[Saved entries]
_ _ _
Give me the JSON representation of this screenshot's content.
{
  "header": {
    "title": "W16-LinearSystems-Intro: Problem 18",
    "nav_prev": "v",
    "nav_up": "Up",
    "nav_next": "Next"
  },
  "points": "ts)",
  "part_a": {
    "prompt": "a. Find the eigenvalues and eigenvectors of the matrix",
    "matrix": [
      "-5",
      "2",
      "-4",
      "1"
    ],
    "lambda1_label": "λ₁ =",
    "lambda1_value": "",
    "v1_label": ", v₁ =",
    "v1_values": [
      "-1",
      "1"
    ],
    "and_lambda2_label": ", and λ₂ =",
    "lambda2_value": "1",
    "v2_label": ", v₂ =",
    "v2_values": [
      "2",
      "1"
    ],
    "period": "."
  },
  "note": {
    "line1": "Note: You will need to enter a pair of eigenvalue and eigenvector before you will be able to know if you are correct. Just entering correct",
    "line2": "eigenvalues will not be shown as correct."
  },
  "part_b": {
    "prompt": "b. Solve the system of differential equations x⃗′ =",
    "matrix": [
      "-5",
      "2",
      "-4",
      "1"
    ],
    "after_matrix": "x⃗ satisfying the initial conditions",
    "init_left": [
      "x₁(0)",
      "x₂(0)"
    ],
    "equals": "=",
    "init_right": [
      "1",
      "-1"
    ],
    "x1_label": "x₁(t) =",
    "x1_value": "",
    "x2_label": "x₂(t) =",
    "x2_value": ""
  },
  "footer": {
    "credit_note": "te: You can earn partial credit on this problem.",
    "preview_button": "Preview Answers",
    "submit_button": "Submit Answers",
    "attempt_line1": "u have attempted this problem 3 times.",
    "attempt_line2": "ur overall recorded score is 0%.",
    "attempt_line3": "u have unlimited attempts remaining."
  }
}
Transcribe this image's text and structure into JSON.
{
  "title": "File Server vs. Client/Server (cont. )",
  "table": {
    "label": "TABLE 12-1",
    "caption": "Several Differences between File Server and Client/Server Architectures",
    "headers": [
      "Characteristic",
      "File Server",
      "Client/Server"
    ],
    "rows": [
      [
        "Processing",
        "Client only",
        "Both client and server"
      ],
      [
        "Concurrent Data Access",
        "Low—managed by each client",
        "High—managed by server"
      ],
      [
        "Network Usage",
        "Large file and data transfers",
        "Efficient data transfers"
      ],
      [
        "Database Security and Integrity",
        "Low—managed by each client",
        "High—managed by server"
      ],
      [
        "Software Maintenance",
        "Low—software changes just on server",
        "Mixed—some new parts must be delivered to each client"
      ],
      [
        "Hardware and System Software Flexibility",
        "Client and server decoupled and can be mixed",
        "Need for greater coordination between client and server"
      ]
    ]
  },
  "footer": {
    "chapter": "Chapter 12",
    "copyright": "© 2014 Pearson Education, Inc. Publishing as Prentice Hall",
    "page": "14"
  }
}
_ _ _
Every entry should be printed again exactly as written.

Give me the JSON representation of this screenshot's content.
{
  "header": {
    "title": "W16-LinearSystems-Intro: Problem 18",
    "nav_prev": "v",
    "nav_up": "Up",
    "nav_next": "Next"
  },
  "points": "ts)",
  "part_a": {
    "prompt": "a. Find the eigenvalues and eigenvectors of the matrix",
    "matrix": [
      "-5",
      "2",
      "-4",
      "1"
    ],
    "lambda1_label": "λ₁ =",
    "lambda1_value": "",
    "v1_label": ", v₁ =",
    "v1_values": [
      "-1",
      "1"
    ],
    "and_lambda2_label": ", and λ₂ =",
    "lambda2_value": "1",
    "v2_label": ", v₂ =",
    "v2_values": [
      "2",
      "1"
    ],
    "period": "."
  },
  "note": {
    "line1": "Note: You will need to enter a pair of eigenvalue and eigenvector before you will be able to know if you are correct. Just entering correct",
    "line2": "eigenvalues will not be shown as correct."
  },
  "part_b": {
    "prompt": "b. Solve the system of differential equations x⃗′ =",
    "matrix": [
      "-5",
      "2",
      "-4",
      "1"
    ],
    "after_matrix": "x⃗ satisfying the initial conditions",
    "init_left": [
      "x₁(0)",
      "x₂(0)"
    ],
    "equals": "=",
    "init_right": [
      "1",
      "-1"
    ],
    "x1_label": "x₁(t) =",
    "x1_value": "",
    "x2_label": "x₂(t) =",
    "x2_value": ""
  },
  "footer": {
    "credit_note": "te: You can earn partial credit on this problem.",
    "preview_button": "Preview Answers",
    "submit_button": "Submit Answers",
    "attempt_line1": "u have attempted this problem 3 times.",
    "attempt_line2": "ur overall recorded score is 0%.",
    "attempt_line3": "u have unlimited attempts remaining."
  }
}
Transcribe this image's text and structure into JSON.
{
  "title": "File Server vs. Client/Server (cont. )",
  "table": {
    "label": "TABLE 12-1",
    "caption": "Several Differences between File Server and Client/Server Architectures",
    "headers": [
      "Characteristic",
      "File Server",
      "Client/Server"
    ],
    "rows": [
      [
        "Processing",
        "Client only",
        "Both client and server"
      ],
      [
        "Concurrent Data Access",
        "Low—managed by each client",
        "High—managed by server"
      ],
      [
        "Network Usage",
        "Large file and data transfers",
        "Efficient data transfers"
      ],
      [
        "Database Security and Integrity",
        "Low—managed by each client",
        "High—managed by server"
      ],
      [
        "Software Maintenance",
        "Low—software changes just on server",
        "Mixed—some new parts must be delivered to each client"
      ],
      [
        "Hardware and System Software Flexibility",
        "Client and server decoupled and can be mixed",
        "Need for greater coordination between client and server"
      ]
    ]
  },
  "footer": {
    "chapter": "Chapter 12",
    "copyright": "© 2014 Pearson Education, Inc. Publishing as Prentice Hall",
    "page": "14"
  }
}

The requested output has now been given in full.